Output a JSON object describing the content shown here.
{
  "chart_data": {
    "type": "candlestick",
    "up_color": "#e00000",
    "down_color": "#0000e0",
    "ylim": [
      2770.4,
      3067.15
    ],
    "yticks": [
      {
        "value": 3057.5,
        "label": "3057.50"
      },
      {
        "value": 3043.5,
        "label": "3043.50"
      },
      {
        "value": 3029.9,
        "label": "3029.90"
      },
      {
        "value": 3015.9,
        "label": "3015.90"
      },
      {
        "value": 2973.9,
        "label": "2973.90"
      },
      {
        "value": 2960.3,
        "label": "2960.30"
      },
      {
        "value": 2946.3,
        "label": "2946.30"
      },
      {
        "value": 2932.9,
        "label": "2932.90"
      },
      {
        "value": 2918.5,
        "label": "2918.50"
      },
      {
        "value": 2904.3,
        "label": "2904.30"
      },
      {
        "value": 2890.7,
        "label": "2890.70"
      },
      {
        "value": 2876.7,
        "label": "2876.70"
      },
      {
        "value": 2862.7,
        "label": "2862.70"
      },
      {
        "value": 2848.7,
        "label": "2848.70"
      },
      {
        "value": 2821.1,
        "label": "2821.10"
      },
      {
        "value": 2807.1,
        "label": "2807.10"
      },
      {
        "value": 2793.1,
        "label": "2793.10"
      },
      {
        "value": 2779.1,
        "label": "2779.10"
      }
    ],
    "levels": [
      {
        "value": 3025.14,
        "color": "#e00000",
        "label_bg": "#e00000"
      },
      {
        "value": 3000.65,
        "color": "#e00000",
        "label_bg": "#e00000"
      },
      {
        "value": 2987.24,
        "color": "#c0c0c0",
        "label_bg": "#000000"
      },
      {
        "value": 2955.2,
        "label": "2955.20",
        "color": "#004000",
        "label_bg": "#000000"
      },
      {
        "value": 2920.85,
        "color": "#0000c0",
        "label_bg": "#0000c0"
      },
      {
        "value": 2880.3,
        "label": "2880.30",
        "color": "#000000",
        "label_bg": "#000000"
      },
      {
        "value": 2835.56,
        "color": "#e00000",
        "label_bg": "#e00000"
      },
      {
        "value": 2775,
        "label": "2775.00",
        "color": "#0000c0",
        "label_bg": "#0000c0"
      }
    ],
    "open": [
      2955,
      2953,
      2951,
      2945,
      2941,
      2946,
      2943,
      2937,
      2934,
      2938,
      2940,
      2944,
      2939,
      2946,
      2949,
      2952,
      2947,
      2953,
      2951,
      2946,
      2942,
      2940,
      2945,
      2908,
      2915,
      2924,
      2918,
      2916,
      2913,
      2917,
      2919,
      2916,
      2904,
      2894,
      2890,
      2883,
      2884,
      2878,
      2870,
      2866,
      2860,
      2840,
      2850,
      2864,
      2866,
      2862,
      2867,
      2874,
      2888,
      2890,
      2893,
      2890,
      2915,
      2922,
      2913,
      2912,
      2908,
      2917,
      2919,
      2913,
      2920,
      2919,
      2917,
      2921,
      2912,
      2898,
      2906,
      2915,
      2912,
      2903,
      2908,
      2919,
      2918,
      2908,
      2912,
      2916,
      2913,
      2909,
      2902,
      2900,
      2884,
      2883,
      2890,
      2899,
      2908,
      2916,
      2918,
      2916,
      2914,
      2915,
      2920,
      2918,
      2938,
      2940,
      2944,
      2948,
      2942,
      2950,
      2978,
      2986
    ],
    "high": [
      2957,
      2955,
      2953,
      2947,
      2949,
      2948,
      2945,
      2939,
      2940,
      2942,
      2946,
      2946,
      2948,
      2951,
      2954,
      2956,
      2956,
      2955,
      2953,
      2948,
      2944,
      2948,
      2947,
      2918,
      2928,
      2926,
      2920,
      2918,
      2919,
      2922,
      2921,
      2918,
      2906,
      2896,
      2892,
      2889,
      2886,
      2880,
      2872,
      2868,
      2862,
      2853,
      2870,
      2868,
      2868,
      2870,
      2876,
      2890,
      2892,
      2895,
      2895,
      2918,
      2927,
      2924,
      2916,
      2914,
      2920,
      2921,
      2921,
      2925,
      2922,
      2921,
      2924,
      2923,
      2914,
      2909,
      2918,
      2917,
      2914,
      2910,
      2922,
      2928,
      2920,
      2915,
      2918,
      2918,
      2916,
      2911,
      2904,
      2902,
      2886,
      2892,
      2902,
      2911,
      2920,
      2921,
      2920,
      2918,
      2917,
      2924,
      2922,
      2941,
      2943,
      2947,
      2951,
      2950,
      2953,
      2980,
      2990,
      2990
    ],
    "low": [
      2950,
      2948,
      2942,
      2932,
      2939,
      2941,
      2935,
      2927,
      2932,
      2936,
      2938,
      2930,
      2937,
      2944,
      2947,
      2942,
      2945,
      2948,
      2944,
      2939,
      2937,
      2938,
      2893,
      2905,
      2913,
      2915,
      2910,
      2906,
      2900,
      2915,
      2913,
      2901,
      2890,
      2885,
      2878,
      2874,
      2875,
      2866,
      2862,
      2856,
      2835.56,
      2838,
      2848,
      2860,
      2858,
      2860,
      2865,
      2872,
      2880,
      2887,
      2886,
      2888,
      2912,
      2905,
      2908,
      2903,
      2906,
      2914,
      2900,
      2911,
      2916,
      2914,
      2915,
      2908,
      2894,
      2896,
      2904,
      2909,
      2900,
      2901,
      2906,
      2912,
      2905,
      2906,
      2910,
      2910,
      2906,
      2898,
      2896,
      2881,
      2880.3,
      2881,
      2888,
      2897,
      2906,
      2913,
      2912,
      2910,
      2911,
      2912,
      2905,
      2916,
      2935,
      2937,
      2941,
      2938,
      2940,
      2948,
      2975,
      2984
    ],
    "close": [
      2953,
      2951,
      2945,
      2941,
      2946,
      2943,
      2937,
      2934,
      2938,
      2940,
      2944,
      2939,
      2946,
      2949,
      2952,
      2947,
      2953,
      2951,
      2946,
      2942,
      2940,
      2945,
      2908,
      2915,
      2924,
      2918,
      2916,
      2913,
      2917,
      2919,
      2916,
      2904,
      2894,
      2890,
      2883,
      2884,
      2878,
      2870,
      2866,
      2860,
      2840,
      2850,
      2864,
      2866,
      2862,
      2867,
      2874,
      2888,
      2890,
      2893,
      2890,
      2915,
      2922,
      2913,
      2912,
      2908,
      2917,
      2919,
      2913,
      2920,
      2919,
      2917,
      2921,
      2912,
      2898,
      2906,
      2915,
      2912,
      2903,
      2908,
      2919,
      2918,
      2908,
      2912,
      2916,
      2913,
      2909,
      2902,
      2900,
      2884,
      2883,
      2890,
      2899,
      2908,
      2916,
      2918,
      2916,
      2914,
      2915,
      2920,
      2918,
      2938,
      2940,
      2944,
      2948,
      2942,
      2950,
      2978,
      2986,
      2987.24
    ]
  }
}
+++
Give the listing again, word for word.

### THE RESPONSE
Output a JSON object describing the content shown here.
{
  "chart_data": {
    "type": "candlestick",
    "up_color": "#e00000",
    "down_color": "#0000e0",
    "ylim": [
      2770.4,
      3067.15
    ],
    "yticks": [
      {
        "value": 3057.5,
        "label": "3057.50"
      },
      {
        "value": 3043.5,
        "label": "3043.50"
      },
      {
        "value": 3029.9,
        "label": "3029.90"
      },
      {
        "value": 3015.9,
        "label": "3015.90"
      },
      {
        "value": 2973.9,
        "label": "2973.90"
      },
      {
        "value": 2960.3,
        "label": "2960.30"
      },
      {
        "value": 2946.3,
        "label": "2946.30"
      },
      {
        "value": 2932.9,
        "label": "2932.90"
      },
      {
        "value": 2918.5,
        "label": "2918.50"
      },
      {
        "value": 2904.3,
        "label": "2904.30"
      },
      {
        "value": 2890.7,
        "label": "2890.70"
      },
      {
        "value": 2876.7,
        "label": "2876.70"
      },
      {
        "value": 2862.7,
        "label": "2862.70"
      },
      {
        "value": 2848.7,
        "label": "2848.70"
      },
      {
        "value": 2821.1,
        "label": "2821.10"
      },
      {
        "value": 2807.1,
        "label": "2807.10"
      },
      {
        "value": 2793.1,
        "label": "2793.10"
      },
      {
        "value": 2779.1,
        "label": "2779.10"
      }
    ],
    "levels": [
      {
        "value": 3025.14,
        "color": "#e00000",
        "label_bg": "#e00000"
      },
      {
        "value": 3000.65,
        "color": "#e00000",
        "label_bg": "#e00000"
      },
      {
        "value": 2987.24,
        "color": "#c0c0c0",
        "label_bg": "#000000"
      },
      {
        "value": 2955.2,
        "label": "2955.20",
        "color": "#004000",
        "label_bg": "#000000"
      },
      {
        "value": 2920.85,
        "color": "#0000c0",
        "label_bg": "#0000c0"
      },
      {
        "value": 2880.3,
        "label": "2880.30",
        "color": "#000000",
        "label_bg": "#000000"
      },
      {
        "value": 2835.56,
        "color": "#e00000",
        "label_bg": "#e00000"
      },
      {
        "value": 2775,
        "label": "2775.00",
        "color": "#0000c0",
        "label_bg": "#0000c0"
      }
    ],
    "open": [
      2955,
      2953,
      2951,
      2945,
      2941,
      2946,
      2943,
      2937,
      2934,
      2938,
      2940,
      2944,
      2939,
      2946,
      2949,
      2952,
      2947,
      2953,
      2951,
      2946,
      2942,
      2940,
      2945,
      2908,
      2915,
      2924,
      2918,
      2916,
      2913,
      2917,
      2919,
      2916,
      2904,
      2894,
      2890,
      2883,
      2884,
      2878,
      2870,
      2866,
      2860,
      2840,
      2850,
      2864,
      2866,
      2862,
      2867,
      2874,
      2888,
      2890,
      2893,
      2890,
      2915,
      2922,
      2913,
      2912,
      2908,
      2917,
      2919,
      2913,
      2920,
      2919,
      2917,
      2921,
      2912,
      2898,
      2906,
      2915,
      2912,
      2903,
      2908,
      2919,
      2918,
      2908,
      2912,
      2916,
      2913,
      2909,
      2902,
      2900,
      2884,
      2883,
      2890,
      2899,
      2908,
      2916,
      2918,
      2916,
      2914,
      2915,
      2920,
      2918,
      2938,
      2940,
      2944,
      2948,
      2942,
      2950,
      2978,
      2986
    ],
    "high": [
      2957,
      2955,
      2953,
      2947,
      2949,
      2948,
      2945,
      2939,
      2940,
      2942,
      2946,
      2946,
      2948,
      2951,
      2954,
      2956,
      2956,
      2955,
      2953,
      2948,
      2944,
      2948,
      2947,
      2918,
      2928,
      2926,
      2920,
      2918,
      2919,
      2922,
      2921,
      2918,
      2906,
      2896,
      2892,
      2889,
      2886,
      2880,
      2872,
      2868,
      2862,
      2853,
      2870,
      2868,
      2868,
      2870,
      2876,
      2890,
      2892,
      2895,
      2895,
      2918,
      2927,
      2924,
      2916,
      2914,
      2920,
      2921,
      2921,
      2925,
      2922,
      2921,
      2924,
      2923,
      2914,
      2909,
      2918,
      2917,
      2914,
      2910,
      2922,
      2928,
      2920,
      2915,
      2918,
      2918,
      2916,
      2911,
      2904,
      2902,
      2886,
      2892,
      2902,
      2911,
      2920,
      2921,
      2920,
      2918,
      2917,
      2924,
      2922,
      2941,
      2943,
      2947,
      2951,
      2950,
      2953,
      2980,
      2990,
      2990
    ],
    "low": [
      2950,
      2948,
      2942,
      2932,
      2939,
      2941,
      2935,
      2927,
      2932,
      2936,
      2938,
      2930,
      2937,
      2944,
      2947,
      2942,
      2945,
      2948,
      2944,
      2939,
      2937,
      2938,
      2893,
      2905,
      2913,
      2915,
      2910,
      2906,
      2900,
      2915,
      2913,
      2901,
      2890,
      2885,
      2878,
      2874,
      2875,
      2866,
      2862,
      2856,
      2835.56,
      2838,
      2848,
      2860,
      2858,
      2860,
      2865,
      2872,
      2880,
      2887,
      2886,
      2888,
      2912,
      2905,
      2908,
      2903,
      2906,
      2914,
      2900,
      2911,
      2916,
      2914,
      2915,
      2908,
      2894,
      2896,
      2904,
      2909,
      2900,
      2901,
      2906,
      2912,
      2905,
      2906,
      2910,
      2910,
      2906,
      2898,
      2896,
      2881,
      2880.3,
      2881,
      2888,
      2897,
      2906,
      2913,
      2912,
      2910,
      2911,
      2912,
      2905,
      2916,
      2935,
      2937,
      2941,
      2938,
      2940,
      2948,
      2975,
      2984
    ],
    "close": [
      2953,
      2951,
      2945,
      2941,
      2946,
      2943,
      2937,
      2934,
      2938,
      2940,
      2944,
      2939,
      2946,
      2949,
      2952,
      2947,
      2953,
      2951,
      2946,
      2942,
      2940,
      2945,
      2908,
      2915,
      2924,
      2918,
      2916,
      2913,
      2917,
      2919,
      2916,
      2904,
      2894,
      2890,
      2883,
      2884,
      2878,
      2870,
      2866,
      2860,
      2840,
      2850,
      2864,
      2866,
      2862,
      2867,
      2874,
      2888,
      2890,
      2893,
      2890,
      2915,
      2922,
      2913,
      2912,
      2908,
      2917,
      2919,
      2913,
      2920,
      2919,
      2917,
      2921,
      2912,
      2898,
      2906,
      2915,
      2912,
      2903,
      2908,
      2919,
      2918,
      2908,
      2912,
      2916,
      2913,
      2909,
      2902,
      2900,
      2884,
      2883,
      2890,
      2899,
      2908,
      2916,
      2918,
      2916,
      2914,
      2915,
      2920,
      2918,
      2938,
      2940,
      2944,
      2948,
      2942,
      2950,
      2978,
      2986,
      2987.24
    ]
  }
}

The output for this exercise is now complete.